### Excerpts from a figure dataset
□ □ □ □

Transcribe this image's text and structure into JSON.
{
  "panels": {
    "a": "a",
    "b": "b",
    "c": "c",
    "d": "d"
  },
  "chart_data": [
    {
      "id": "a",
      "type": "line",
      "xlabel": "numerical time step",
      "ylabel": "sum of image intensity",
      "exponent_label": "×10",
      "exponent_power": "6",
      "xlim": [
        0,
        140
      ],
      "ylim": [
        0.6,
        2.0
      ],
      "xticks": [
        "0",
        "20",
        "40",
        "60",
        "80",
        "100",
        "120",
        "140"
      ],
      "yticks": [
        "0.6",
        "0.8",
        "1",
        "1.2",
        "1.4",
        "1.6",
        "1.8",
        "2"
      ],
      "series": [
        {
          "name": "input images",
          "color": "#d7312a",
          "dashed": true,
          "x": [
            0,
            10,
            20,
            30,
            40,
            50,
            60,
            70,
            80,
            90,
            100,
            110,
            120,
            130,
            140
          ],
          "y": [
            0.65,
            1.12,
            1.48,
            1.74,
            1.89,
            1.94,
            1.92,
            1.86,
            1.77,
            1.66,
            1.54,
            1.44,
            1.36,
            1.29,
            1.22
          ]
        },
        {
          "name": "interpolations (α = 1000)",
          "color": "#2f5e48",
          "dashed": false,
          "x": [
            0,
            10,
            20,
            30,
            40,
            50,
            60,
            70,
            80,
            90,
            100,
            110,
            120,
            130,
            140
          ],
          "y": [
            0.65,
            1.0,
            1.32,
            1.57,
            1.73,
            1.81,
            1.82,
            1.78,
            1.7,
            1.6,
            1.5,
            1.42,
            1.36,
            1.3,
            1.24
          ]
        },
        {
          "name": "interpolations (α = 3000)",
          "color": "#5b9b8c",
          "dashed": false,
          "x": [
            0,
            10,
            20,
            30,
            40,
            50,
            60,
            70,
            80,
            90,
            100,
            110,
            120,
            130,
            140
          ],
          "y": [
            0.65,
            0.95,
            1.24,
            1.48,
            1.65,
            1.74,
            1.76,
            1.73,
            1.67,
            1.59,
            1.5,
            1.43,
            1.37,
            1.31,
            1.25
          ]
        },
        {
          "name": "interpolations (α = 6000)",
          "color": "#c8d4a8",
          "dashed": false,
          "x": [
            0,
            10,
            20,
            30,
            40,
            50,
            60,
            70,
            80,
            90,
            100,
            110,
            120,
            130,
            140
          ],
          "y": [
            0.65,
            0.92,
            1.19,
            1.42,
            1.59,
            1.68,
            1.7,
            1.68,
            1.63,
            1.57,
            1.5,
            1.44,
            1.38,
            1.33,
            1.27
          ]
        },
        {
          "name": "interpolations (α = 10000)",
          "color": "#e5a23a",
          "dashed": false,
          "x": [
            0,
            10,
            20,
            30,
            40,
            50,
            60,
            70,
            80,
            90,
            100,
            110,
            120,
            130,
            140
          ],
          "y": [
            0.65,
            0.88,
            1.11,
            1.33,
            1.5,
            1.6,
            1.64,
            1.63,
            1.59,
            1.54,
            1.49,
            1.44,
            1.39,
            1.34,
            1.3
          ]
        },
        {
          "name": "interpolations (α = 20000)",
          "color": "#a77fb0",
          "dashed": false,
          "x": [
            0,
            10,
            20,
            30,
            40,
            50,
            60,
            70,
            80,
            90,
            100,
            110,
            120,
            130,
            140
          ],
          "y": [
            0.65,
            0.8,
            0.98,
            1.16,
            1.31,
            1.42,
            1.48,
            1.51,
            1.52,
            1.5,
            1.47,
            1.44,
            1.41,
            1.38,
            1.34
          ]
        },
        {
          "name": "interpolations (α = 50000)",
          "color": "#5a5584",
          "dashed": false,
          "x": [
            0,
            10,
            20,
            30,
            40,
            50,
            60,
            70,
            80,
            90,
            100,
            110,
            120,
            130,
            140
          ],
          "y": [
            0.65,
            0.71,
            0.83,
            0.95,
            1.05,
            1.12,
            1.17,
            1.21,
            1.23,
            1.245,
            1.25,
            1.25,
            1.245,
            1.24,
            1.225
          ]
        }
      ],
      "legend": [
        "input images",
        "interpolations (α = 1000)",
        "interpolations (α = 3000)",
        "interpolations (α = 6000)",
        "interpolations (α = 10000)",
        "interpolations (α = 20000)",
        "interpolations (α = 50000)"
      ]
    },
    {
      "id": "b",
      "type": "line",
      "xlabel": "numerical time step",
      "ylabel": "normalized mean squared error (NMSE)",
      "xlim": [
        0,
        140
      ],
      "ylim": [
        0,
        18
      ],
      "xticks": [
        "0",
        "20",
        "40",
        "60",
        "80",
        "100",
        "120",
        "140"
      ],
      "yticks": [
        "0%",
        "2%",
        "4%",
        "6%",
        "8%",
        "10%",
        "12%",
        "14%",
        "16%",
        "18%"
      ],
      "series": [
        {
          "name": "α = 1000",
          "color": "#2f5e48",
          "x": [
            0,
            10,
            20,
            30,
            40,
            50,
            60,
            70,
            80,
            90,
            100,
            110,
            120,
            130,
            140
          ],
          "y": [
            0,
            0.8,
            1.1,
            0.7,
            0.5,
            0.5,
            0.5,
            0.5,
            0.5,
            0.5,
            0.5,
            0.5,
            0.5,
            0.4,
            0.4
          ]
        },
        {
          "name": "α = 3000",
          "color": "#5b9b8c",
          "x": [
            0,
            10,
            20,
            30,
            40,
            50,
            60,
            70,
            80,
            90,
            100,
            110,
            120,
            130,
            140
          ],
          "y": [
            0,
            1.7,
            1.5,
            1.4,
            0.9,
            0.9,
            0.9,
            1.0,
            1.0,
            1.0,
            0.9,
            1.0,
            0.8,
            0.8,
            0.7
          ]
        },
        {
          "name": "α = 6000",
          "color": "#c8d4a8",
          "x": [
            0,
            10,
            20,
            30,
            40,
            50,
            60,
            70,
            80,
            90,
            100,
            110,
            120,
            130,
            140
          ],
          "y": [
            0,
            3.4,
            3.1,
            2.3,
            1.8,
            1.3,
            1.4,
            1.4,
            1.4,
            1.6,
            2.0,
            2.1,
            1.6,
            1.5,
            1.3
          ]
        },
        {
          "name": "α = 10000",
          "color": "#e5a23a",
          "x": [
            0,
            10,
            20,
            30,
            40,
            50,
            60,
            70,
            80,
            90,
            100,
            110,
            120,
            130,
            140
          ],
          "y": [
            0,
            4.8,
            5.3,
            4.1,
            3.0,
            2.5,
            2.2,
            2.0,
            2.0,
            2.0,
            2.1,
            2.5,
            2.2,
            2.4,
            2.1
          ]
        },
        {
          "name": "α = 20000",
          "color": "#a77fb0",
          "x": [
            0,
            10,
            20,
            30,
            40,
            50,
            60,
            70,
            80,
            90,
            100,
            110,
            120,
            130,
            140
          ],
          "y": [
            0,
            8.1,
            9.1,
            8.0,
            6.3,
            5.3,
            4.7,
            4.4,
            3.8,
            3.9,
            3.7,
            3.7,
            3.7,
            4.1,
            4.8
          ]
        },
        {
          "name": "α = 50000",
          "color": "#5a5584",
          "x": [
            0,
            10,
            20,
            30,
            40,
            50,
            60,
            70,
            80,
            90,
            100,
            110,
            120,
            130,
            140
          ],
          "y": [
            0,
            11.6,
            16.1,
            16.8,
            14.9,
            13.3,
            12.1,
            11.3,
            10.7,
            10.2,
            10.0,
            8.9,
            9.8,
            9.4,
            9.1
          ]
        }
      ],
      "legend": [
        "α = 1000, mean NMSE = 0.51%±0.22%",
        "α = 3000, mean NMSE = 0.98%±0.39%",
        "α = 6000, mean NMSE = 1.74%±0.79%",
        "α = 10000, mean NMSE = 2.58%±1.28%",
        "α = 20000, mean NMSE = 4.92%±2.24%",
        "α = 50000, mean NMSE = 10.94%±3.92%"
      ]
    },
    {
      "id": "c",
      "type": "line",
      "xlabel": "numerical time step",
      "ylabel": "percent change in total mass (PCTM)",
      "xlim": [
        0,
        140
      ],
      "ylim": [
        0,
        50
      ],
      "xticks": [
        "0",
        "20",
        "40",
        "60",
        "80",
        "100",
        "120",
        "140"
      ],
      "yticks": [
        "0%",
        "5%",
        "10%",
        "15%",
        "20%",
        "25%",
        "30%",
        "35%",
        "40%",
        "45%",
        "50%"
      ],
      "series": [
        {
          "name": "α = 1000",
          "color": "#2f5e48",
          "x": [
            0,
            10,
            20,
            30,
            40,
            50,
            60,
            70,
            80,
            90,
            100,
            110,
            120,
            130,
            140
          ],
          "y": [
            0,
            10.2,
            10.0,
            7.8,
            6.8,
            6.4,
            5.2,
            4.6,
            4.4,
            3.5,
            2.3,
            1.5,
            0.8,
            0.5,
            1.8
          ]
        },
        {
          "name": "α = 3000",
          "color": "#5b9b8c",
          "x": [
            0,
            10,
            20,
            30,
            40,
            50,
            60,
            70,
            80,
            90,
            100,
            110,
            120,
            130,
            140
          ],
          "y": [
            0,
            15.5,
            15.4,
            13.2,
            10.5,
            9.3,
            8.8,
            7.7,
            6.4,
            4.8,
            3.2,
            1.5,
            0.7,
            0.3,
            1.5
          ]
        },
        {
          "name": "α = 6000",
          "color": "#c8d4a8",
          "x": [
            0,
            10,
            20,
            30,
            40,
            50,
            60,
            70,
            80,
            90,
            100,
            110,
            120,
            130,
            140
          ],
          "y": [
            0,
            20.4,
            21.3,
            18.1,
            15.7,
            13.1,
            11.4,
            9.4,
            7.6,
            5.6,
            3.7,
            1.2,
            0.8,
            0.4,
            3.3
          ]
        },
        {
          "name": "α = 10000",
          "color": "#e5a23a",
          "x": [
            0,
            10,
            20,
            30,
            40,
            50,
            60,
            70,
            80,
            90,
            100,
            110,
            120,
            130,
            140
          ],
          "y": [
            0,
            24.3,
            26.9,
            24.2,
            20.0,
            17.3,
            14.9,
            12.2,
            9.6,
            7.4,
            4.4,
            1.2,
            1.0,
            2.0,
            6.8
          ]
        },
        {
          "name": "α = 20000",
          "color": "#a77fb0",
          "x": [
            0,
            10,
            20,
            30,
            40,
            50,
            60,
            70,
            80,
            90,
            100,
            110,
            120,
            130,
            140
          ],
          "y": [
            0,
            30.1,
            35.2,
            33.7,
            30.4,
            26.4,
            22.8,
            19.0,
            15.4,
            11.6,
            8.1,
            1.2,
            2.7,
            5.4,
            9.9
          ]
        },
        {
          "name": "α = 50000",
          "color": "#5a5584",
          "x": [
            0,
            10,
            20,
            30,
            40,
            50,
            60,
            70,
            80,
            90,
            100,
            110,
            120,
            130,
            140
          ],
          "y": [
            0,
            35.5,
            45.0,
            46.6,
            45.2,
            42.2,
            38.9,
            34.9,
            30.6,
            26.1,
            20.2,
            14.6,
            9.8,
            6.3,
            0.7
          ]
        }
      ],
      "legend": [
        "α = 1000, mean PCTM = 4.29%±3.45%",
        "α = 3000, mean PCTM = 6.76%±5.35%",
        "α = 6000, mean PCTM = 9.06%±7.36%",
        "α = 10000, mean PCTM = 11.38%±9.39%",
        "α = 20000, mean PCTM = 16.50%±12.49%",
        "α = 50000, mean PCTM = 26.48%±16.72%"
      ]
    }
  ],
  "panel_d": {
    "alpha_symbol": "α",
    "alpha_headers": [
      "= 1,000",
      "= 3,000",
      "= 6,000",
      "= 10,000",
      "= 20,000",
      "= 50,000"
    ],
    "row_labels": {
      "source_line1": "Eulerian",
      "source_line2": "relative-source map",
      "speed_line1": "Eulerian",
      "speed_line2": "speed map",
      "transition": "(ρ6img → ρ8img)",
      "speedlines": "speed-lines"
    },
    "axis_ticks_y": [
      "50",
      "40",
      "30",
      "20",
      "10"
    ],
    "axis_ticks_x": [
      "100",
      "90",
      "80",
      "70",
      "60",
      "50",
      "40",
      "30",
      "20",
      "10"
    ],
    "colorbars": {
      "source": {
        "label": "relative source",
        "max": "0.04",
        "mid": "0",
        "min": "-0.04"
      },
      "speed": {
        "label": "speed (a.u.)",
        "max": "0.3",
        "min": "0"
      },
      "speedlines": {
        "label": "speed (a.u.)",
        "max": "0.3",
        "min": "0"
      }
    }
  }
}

□ □ □ □

### STATED EXERCISE
Identify and extract each line of the listing that contains "PCTM".

### RESULT FOR THIS EXERCISE
      "ylabel": "percent change in total mass (PCTM)",
        "α = 1000, mean PCTM = 4.29%±3.45%",
        "α = 3000, mean PCTM = 6.76%±5.35%",
        "α = 6000, mean PCTM = 9.06%±7.36%",
        "α = 10000, mean PCTM = 11.38%±9.39%",
        "α = 20000, mean PCTM = 16.50%±12.49%",
        "α = 50000, mean PCTM = 26.48%±16.72%"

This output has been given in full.